WORK TO BE COMPLETED - Search the listing below for the string "parapet" and show each line that contains it.

SOURCE RECORDS -
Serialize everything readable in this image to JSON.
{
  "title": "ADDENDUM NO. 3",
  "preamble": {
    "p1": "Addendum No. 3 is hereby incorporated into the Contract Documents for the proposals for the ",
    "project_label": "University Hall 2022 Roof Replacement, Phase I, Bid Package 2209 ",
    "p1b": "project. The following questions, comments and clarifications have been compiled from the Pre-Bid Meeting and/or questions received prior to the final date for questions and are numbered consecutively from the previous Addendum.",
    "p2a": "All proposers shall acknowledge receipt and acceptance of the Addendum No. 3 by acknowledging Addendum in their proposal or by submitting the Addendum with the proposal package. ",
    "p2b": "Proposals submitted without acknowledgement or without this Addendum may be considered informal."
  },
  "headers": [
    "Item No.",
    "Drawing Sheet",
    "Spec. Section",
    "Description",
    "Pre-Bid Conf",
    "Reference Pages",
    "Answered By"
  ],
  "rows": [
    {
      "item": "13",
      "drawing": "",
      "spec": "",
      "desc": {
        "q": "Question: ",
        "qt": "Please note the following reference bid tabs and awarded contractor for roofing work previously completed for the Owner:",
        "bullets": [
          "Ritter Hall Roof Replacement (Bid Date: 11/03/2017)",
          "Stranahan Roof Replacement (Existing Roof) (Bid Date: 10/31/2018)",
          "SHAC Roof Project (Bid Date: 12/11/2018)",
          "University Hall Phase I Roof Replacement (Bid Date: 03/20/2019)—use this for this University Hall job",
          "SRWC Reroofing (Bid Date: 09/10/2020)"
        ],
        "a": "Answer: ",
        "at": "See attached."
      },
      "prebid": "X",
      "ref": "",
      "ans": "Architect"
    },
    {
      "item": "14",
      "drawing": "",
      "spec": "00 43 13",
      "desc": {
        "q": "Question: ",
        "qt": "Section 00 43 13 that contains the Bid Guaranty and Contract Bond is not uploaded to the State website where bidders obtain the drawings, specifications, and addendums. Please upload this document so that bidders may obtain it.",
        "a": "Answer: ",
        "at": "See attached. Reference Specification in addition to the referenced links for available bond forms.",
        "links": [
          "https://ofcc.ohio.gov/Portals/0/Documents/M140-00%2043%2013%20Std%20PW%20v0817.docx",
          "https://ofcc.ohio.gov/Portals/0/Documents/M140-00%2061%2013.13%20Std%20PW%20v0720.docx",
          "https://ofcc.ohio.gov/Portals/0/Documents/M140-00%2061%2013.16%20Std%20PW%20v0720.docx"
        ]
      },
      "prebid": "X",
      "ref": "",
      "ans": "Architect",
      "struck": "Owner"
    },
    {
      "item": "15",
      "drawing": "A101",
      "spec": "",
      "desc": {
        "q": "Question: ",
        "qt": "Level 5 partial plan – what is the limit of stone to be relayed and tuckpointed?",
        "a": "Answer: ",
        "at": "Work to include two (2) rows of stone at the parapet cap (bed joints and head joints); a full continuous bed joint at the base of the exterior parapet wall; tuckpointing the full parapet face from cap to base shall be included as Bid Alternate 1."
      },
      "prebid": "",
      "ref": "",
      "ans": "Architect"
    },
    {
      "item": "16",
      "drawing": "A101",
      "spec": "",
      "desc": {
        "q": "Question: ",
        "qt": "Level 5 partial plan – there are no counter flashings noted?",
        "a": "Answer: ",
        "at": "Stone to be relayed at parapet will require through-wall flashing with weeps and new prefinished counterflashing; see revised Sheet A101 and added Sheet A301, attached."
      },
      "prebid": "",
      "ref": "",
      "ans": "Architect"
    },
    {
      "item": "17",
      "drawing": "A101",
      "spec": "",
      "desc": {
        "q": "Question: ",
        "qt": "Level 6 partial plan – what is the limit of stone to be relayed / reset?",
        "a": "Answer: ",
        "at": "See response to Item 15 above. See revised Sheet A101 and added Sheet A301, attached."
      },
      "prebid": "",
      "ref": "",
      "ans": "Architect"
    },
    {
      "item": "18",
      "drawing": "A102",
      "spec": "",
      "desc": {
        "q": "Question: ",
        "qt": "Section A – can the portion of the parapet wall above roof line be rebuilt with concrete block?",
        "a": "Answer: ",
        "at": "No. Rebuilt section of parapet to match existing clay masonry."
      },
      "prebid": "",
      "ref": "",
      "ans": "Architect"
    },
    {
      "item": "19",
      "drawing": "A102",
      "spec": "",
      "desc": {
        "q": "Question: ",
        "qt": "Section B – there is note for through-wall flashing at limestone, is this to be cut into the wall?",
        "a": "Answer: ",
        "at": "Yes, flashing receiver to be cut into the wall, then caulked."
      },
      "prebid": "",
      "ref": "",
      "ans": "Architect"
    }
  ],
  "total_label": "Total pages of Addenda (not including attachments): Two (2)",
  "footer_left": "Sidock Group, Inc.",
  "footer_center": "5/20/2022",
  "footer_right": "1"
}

OUTPUT FOR THIS TASK -
        "at": "Work to include two (2) rows of stone at the parapet cap (bed joints and head joints); a full continuous bed joint at the base of the exterior parapet wall; tuckpointing the full parapet face from cap to base shall be included as Bid Alternate 1."
        "at": "Stone to be relayed at parapet will require through-wall flashing with weeps and new prefinished counterflashing; see revised Sheet A101 and added Sheet A301, attached."
        "qt": "Section A – can the portion of the parapet wall above roof line be rebuilt with concrete block?",
        "at": "No. Rebuilt section of parapet to match existing clay masonry."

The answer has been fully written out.